• **WHAT YOU SHOULD DO**
Give the number of lines in the data that contain the word "providers"; no other text is needed.

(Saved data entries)
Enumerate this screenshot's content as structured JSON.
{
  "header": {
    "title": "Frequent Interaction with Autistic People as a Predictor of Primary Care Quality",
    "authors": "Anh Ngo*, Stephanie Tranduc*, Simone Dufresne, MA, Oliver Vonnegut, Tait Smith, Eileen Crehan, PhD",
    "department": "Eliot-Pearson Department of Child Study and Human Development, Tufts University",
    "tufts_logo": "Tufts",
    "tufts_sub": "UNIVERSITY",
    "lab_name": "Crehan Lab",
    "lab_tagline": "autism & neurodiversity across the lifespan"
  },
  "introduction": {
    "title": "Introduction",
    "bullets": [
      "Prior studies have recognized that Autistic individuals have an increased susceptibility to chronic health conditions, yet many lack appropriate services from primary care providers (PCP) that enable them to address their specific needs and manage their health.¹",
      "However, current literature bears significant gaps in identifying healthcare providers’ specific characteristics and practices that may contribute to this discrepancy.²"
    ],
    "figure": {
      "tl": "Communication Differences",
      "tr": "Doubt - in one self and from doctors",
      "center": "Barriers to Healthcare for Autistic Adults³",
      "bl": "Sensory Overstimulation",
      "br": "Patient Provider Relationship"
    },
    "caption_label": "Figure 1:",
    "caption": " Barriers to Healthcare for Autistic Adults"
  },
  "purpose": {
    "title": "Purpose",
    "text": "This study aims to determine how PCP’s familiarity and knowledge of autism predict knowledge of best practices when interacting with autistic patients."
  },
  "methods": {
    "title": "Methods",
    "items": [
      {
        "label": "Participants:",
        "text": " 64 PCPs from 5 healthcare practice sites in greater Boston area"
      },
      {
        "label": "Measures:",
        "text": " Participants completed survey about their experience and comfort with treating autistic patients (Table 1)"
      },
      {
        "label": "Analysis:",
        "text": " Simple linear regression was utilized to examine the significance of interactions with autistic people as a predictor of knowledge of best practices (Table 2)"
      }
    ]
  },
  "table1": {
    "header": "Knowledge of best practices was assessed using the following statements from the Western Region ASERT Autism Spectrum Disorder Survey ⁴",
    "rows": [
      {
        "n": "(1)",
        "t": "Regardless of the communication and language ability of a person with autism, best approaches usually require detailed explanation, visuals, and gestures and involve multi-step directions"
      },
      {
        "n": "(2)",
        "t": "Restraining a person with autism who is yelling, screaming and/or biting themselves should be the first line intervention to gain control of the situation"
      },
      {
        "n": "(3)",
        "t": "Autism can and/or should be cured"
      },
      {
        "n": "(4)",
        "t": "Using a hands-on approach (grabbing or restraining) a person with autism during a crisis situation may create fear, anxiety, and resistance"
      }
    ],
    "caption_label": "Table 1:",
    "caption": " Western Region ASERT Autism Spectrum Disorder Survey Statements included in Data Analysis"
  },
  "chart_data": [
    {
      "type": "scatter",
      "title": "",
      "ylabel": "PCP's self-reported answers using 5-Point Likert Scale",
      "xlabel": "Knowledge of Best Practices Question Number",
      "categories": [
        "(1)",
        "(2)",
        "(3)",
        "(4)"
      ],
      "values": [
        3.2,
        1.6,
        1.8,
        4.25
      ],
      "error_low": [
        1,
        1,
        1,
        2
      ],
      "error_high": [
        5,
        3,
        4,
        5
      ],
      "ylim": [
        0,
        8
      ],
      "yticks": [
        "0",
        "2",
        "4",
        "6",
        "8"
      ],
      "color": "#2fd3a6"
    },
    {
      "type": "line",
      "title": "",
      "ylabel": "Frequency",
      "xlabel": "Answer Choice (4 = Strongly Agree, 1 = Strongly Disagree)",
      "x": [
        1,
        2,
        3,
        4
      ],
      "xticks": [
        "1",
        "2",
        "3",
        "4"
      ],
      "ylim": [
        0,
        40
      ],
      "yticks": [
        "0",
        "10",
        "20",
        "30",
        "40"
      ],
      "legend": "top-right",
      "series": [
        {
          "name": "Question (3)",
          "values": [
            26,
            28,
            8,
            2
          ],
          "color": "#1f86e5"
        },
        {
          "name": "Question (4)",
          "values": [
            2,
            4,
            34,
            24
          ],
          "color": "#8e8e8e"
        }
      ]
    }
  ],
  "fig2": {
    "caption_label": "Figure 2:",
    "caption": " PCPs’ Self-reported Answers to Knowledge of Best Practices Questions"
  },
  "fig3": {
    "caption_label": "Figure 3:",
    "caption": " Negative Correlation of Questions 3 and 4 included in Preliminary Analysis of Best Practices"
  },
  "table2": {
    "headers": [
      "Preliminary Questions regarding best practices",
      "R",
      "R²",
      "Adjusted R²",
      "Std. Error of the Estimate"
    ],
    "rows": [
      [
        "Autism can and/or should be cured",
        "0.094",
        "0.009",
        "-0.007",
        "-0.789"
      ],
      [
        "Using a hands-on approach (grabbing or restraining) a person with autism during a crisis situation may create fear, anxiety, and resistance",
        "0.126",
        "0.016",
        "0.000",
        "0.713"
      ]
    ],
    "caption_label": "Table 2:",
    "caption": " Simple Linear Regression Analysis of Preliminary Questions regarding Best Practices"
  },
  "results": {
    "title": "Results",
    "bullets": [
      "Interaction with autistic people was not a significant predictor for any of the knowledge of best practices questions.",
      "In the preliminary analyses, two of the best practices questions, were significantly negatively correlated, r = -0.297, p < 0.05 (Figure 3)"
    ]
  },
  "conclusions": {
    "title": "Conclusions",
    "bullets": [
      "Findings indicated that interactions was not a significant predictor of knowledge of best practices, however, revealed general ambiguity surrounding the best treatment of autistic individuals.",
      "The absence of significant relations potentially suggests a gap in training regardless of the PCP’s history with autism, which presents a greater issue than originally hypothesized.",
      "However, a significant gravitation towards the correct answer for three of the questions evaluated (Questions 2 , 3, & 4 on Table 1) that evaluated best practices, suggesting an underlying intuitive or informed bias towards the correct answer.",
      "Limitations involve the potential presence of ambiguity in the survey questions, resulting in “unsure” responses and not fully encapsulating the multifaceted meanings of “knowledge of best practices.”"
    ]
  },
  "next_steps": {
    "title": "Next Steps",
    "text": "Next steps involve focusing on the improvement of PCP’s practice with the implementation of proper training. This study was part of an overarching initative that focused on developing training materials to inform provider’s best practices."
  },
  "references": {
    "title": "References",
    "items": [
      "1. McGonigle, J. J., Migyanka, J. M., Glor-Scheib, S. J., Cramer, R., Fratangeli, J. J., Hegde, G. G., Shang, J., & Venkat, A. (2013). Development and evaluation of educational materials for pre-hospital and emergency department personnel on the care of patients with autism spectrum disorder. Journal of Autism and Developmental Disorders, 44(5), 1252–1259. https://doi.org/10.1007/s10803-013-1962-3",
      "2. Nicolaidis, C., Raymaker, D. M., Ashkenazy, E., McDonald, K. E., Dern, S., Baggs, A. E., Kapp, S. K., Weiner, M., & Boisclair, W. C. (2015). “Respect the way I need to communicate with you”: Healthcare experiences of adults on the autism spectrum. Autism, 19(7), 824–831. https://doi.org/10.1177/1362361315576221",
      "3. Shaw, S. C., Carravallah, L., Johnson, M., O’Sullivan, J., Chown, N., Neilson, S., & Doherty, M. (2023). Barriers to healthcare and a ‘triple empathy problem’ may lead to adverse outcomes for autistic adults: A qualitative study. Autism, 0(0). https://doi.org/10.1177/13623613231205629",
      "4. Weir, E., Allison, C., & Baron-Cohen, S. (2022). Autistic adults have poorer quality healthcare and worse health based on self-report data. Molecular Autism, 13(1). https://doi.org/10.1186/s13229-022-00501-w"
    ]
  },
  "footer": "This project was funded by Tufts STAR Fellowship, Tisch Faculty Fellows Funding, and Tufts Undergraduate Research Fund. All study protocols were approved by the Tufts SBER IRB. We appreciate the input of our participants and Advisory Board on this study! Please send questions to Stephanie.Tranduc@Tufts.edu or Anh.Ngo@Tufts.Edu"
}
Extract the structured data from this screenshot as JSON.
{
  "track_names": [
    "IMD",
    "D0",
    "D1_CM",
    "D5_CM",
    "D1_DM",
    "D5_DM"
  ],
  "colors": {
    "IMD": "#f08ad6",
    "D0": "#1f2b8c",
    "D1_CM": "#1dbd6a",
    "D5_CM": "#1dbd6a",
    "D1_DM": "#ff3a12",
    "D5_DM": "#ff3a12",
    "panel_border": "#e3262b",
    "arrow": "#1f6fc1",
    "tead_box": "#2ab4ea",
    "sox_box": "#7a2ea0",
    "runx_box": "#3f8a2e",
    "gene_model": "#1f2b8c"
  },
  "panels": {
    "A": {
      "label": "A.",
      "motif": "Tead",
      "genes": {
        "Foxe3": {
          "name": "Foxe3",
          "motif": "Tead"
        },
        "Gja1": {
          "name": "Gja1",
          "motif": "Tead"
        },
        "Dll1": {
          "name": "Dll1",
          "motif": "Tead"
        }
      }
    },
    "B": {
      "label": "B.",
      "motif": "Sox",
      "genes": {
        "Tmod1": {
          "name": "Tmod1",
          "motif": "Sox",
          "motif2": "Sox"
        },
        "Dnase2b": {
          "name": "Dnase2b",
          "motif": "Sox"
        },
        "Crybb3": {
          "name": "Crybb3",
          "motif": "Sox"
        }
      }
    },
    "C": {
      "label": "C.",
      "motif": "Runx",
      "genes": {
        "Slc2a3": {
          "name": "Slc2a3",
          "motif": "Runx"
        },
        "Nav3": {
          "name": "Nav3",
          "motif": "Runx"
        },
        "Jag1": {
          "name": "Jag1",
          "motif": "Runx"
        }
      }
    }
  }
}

• **TASK RESULT**
2